Records about charts and figures
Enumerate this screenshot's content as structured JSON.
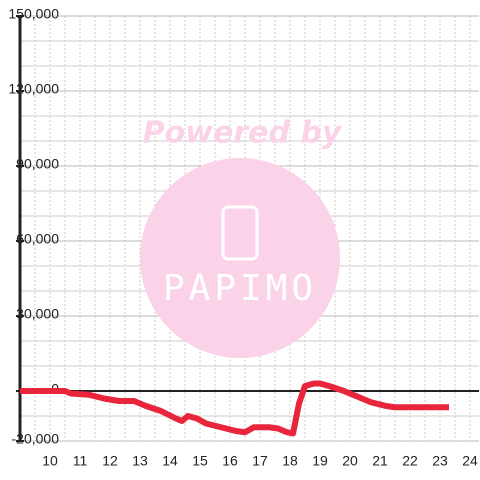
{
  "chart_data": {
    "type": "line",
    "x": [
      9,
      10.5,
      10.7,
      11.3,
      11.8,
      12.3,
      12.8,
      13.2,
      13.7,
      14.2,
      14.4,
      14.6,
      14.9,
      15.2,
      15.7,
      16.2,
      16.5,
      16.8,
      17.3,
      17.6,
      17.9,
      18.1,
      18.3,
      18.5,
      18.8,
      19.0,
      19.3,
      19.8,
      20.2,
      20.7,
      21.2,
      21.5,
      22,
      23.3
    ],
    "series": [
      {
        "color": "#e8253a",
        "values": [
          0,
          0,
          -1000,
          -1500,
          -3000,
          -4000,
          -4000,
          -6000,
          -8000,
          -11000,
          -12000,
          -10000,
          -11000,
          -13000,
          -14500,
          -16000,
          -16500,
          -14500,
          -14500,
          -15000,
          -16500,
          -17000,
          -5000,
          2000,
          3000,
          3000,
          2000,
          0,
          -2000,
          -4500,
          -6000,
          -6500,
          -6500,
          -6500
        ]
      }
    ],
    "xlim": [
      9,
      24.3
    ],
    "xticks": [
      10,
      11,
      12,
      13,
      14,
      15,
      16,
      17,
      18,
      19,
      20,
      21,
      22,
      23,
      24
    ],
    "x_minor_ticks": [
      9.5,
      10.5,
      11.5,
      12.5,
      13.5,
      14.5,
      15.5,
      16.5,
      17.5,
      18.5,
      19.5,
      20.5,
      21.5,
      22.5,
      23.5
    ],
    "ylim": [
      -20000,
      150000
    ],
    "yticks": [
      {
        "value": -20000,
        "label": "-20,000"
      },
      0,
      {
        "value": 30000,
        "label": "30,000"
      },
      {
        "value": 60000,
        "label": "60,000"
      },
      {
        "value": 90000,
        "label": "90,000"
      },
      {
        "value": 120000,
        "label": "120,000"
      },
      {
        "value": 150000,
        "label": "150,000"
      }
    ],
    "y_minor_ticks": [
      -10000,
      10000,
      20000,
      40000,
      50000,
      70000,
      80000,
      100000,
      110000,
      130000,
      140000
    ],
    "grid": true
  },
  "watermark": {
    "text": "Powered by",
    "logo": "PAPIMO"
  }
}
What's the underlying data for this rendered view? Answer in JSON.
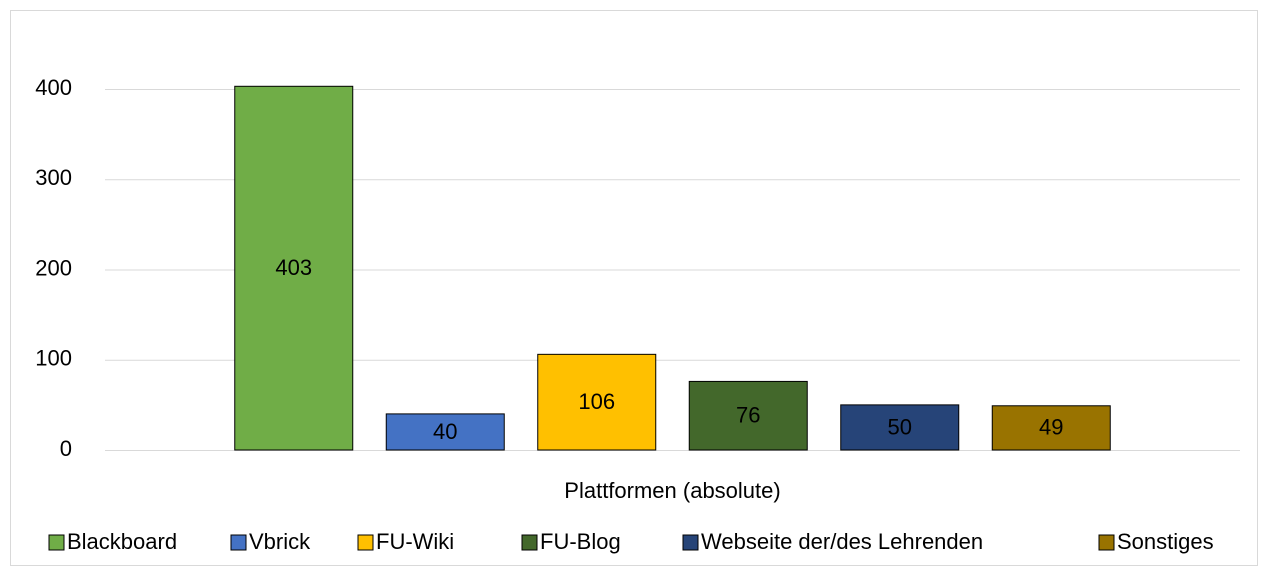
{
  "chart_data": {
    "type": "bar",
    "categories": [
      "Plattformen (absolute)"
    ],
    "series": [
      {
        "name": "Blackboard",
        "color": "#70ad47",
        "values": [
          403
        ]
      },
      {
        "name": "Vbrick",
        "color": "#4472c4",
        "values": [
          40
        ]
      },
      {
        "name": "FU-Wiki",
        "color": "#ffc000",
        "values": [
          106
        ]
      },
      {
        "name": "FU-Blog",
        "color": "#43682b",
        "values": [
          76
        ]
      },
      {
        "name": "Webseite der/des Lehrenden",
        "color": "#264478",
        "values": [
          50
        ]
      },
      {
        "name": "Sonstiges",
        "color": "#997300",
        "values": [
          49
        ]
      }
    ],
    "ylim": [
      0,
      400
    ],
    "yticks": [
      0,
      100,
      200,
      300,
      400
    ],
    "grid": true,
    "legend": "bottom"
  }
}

- **TASK DIRECTIONS**: Collect every line with the string "JSON" from the records, and copy each.

- **THE REPLY**:
Enumerate this screenshot's content as structured JSON.
What's the underlying data for this rendered view? Answer in JSON.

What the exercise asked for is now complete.